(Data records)
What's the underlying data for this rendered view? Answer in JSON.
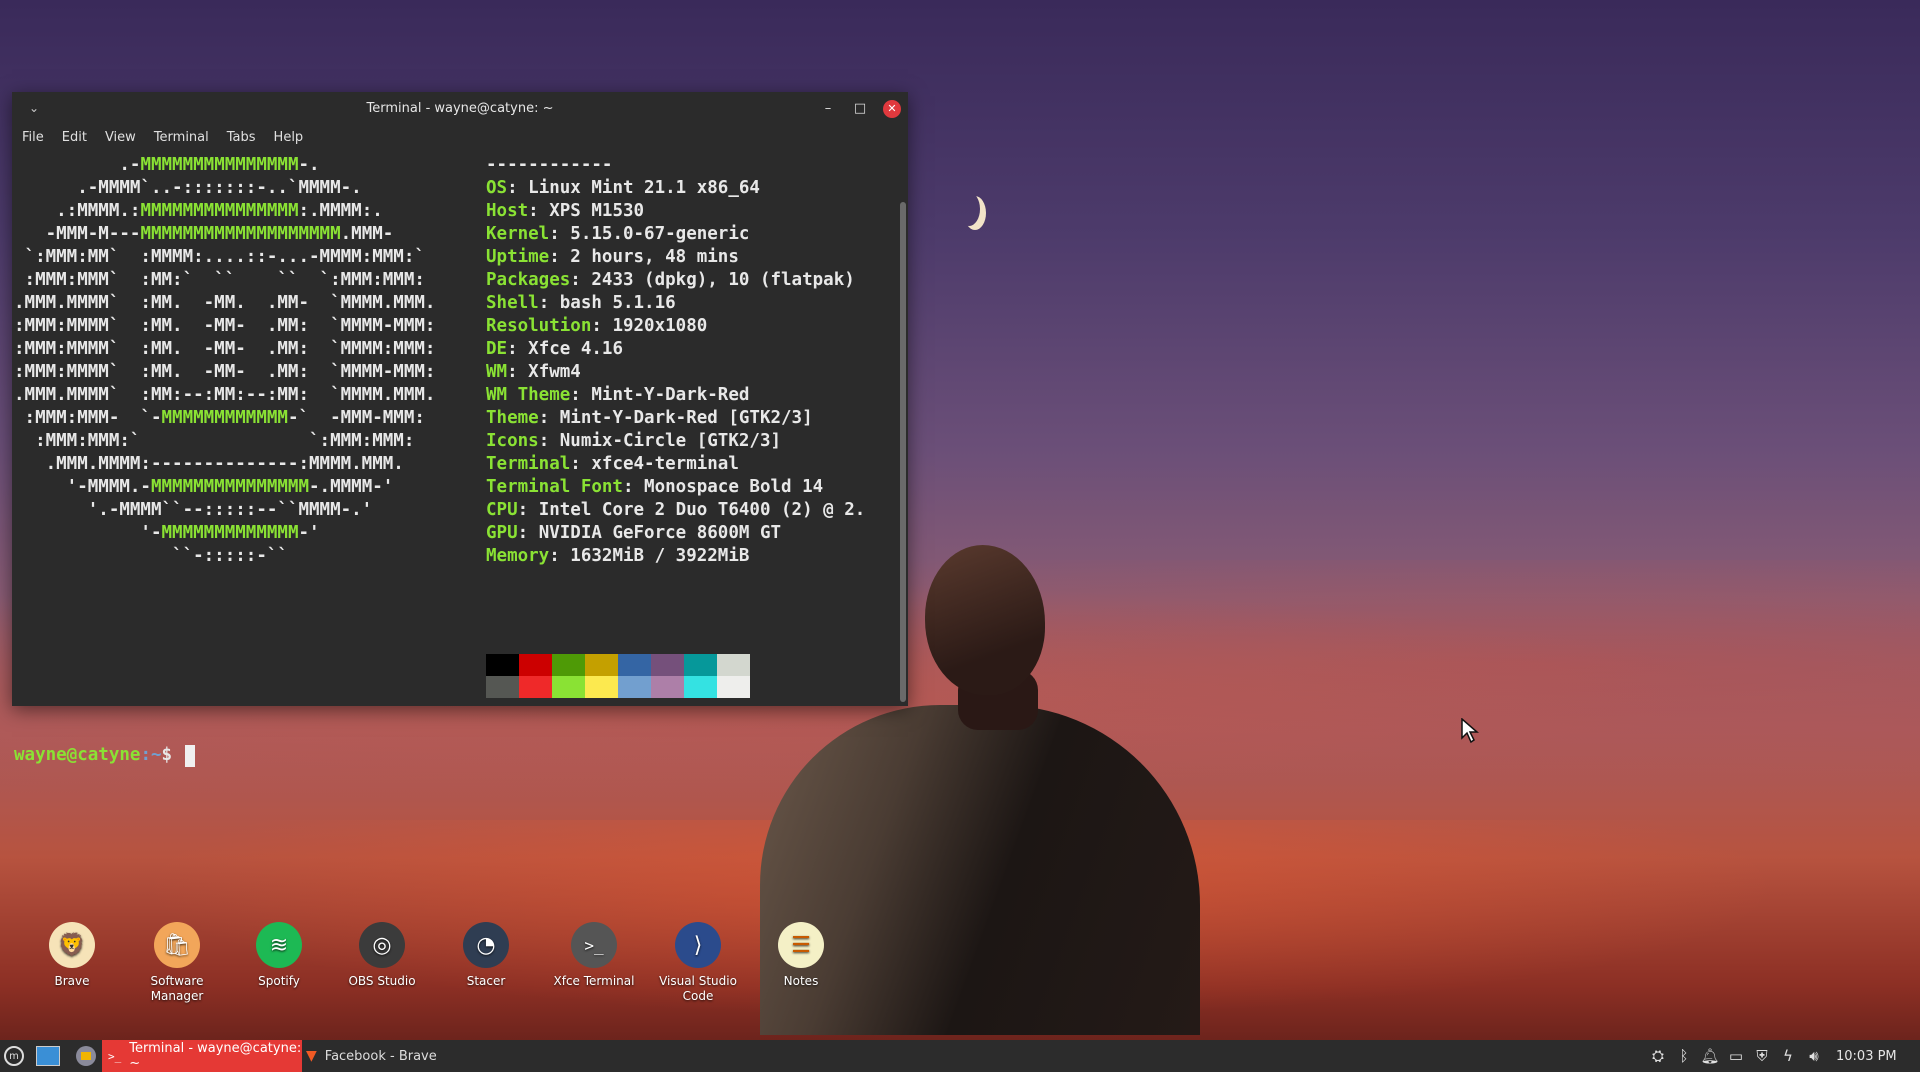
{
  "terminal": {
    "title": "Terminal - wayne@catyne: ~",
    "menu": [
      "File",
      "Edit",
      "View",
      "Terminal",
      "Tabs",
      "Help"
    ],
    "ascii": [
      "          .-MMMMMMMMMMMMMMM-.",
      "      .-MMMM`..-:::::::-..`MMMM-.",
      "    .:MMMM.:MMMMMMMMMMMMMMM:.MMMM:.",
      "   -MMM-M---MMMMMMMMMMMMMMMMMMM.MMM-",
      " `:MMM:MM`  :MMMM:....::-...-MMMM:MMM:`",
      " :MMM:MMM`  :MM:`  ``    ``  `:MMM:MMM:",
      ".MMM.MMMM`  :MM.  -MM.  .MM-  `MMMM.MMM.",
      ":MMM:MMMM`  :MM.  -MM-  .MM:  `MMMM-MMM:",
      ":MMM:MMMM`  :MM.  -MM-  .MM:  `MMMM:MMM:",
      ":MMM:MMMM`  :MM.  -MM-  .MM:  `MMMM-MMM:",
      ".MMM.MMMM`  :MM:--:MM:--:MM:  `MMMM.MMM.",
      " :MMM:MMM-  `-MMMMMMMMMMMM-`  -MMM-MMM:",
      "  :MMM:MMM:`                `:MMM:MMM:",
      "   .MMM.MMMM:--------------:MMMM.MMM.",
      "     '-MMMM.-MMMMMMMMMMMMMMM-.MMMM-'",
      "       '.-MMMM``--:::::--``MMMM-.'",
      "            '-MMMMMMMMMMMMM-'",
      "               ``-:::::-``"
    ],
    "separator": "------------",
    "info": [
      {
        "key": "OS",
        "value": "Linux Mint 21.1 x86_64"
      },
      {
        "key": "Host",
        "value": "XPS M1530"
      },
      {
        "key": "Kernel",
        "value": "5.15.0-67-generic"
      },
      {
        "key": "Uptime",
        "value": "2 hours, 48 mins"
      },
      {
        "key": "Packages",
        "value": "2433 (dpkg), 10 (flatpak)"
      },
      {
        "key": "Shell",
        "value": "bash 5.1.16"
      },
      {
        "key": "Resolution",
        "value": "1920x1080"
      },
      {
        "key": "DE",
        "value": "Xfce 4.16"
      },
      {
        "key": "WM",
        "value": "Xfwm4"
      },
      {
        "key": "WM Theme",
        "value": "Mint-Y-Dark-Red"
      },
      {
        "key": "Theme",
        "value": "Mint-Y-Dark-Red [GTK2/3]"
      },
      {
        "key": "Icons",
        "value": "Numix-Circle [GTK2/3]"
      },
      {
        "key": "Terminal",
        "value": "xfce4-terminal"
      },
      {
        "key": "Terminal Font",
        "value": "Monospace Bold 14"
      },
      {
        "key": "CPU",
        "value": "Intel Core 2 Duo T6400 (2) @ 2."
      },
      {
        "key": "GPU",
        "value": "NVIDIA GeForce 8600M GT"
      },
      {
        "key": "Memory",
        "value": "1632MiB / 3922MiB"
      }
    ],
    "palette_top": [
      "#000000",
      "#cc0000",
      "#4e9a06",
      "#c4a000",
      "#3465a4",
      "#75507b",
      "#06989a",
      "#d3d7cf"
    ],
    "palette_bottom": [
      "#555753",
      "#ef2929",
      "#8ae234",
      "#fce94f",
      "#729fcf",
      "#ad7fa8",
      "#34e2e2",
      "#eeeeec"
    ],
    "prompt_user": "wayne@catyne",
    "prompt_path": ":~",
    "prompt_symbol": "$"
  },
  "desktop_icons": [
    {
      "name": "Brave",
      "label": "Brave",
      "color": "#f6e3b8",
      "glyph": "🦁"
    },
    {
      "name": "Software Manager",
      "label": "Software Manager",
      "color": "#f2a65a",
      "glyph": "🛍"
    },
    {
      "name": "Spotify",
      "label": "Spotify",
      "color": "#1db954",
      "glyph": "≋"
    },
    {
      "name": "OBS Studio",
      "label": "OBS Studio",
      "color": "#3b3b3b",
      "glyph": "◎"
    },
    {
      "name": "Stacer",
      "label": "Stacer",
      "color": "#2f3d52",
      "glyph": "◔"
    },
    {
      "name": "Xfce Terminal",
      "label": "Xfce Terminal",
      "color": "#555555",
      "glyph": ">_"
    },
    {
      "name": "Visual Studio Code",
      "label": "Visual Studio Code",
      "color": "#2b4b8c",
      "glyph": "⟩"
    },
    {
      "name": "Notes",
      "label": "Notes",
      "color": "#f4f0c6",
      "glyph": "☰"
    }
  ],
  "taskbar": {
    "active_task": "Terminal - wayne@catyne: ~",
    "other_task": "Facebook - Brave",
    "clock": "10:03 PM"
  }
}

■ WHAT THE TASK REQUIRES ■
Only the number is wanted: how many lines in the preceding entries hold the string "name"?

■ TASK ANSWER ■
8